Set exercise >>
Return each line of the listing that contains the string "color".
-.-.-
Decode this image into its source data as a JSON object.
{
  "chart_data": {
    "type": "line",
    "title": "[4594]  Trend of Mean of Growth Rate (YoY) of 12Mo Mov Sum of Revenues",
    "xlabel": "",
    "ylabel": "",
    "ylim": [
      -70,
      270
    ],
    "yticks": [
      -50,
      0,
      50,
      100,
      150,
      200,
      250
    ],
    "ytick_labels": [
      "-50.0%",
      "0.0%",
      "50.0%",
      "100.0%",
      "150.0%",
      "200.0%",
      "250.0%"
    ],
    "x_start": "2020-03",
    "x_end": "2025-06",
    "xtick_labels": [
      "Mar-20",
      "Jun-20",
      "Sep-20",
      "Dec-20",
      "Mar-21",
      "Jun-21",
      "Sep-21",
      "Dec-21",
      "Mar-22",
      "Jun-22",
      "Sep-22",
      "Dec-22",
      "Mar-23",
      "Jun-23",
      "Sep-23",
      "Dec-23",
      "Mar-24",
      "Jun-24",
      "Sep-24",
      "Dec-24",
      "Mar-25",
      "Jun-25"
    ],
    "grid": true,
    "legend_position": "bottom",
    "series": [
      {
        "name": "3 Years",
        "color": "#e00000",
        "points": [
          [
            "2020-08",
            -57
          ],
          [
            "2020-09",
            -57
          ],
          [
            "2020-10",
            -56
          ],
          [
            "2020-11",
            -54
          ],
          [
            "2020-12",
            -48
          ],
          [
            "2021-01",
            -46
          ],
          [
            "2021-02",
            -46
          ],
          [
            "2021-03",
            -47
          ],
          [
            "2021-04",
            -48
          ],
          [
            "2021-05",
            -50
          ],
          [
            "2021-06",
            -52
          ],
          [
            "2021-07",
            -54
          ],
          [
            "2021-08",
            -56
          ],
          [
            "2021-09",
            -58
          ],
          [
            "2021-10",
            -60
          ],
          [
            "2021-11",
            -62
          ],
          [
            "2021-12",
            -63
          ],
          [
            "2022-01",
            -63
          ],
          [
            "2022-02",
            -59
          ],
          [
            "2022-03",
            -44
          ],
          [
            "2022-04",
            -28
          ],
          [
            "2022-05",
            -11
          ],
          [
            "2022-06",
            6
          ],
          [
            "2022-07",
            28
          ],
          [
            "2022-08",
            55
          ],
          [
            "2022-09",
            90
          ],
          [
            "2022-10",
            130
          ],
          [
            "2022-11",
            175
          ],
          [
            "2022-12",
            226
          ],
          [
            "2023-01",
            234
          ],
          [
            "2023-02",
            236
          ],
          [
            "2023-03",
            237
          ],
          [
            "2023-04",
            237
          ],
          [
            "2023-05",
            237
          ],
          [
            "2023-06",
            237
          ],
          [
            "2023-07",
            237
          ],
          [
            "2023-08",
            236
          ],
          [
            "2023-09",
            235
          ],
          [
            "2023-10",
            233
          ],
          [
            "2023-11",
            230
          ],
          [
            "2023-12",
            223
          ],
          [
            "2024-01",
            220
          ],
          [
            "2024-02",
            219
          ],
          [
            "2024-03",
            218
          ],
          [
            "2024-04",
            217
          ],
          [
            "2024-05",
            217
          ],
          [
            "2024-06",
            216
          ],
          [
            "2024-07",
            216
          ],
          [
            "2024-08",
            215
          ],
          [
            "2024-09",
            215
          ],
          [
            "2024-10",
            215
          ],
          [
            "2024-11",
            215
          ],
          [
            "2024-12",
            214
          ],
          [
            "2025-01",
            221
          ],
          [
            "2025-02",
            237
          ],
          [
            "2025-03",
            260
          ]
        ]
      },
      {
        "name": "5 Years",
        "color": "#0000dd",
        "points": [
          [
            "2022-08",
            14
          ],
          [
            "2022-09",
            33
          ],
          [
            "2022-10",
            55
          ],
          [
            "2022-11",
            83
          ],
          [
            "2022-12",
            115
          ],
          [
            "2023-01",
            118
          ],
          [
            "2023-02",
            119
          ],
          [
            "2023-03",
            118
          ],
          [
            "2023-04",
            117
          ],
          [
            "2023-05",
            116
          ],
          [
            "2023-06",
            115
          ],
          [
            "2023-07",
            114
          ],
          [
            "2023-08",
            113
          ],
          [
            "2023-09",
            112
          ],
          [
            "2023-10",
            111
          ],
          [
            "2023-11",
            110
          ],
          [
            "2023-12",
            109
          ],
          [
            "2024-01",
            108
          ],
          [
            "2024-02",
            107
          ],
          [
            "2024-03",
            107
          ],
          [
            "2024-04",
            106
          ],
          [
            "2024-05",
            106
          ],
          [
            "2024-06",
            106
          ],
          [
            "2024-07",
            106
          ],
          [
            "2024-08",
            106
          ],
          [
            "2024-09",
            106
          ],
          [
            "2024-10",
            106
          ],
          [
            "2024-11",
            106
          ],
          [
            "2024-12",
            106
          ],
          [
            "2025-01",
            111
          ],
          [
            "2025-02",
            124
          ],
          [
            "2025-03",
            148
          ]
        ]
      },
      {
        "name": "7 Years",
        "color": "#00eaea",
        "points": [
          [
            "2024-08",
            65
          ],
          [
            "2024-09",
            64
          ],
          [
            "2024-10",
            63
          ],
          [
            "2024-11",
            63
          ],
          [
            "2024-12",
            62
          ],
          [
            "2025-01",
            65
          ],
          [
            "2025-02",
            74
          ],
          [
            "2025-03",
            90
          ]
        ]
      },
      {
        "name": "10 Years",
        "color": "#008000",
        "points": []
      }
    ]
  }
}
-.-.-
Result below >>
        "color": "#e00000",
        "color": "#0000dd",
        "color": "#00eaea",
        "color": "#008000",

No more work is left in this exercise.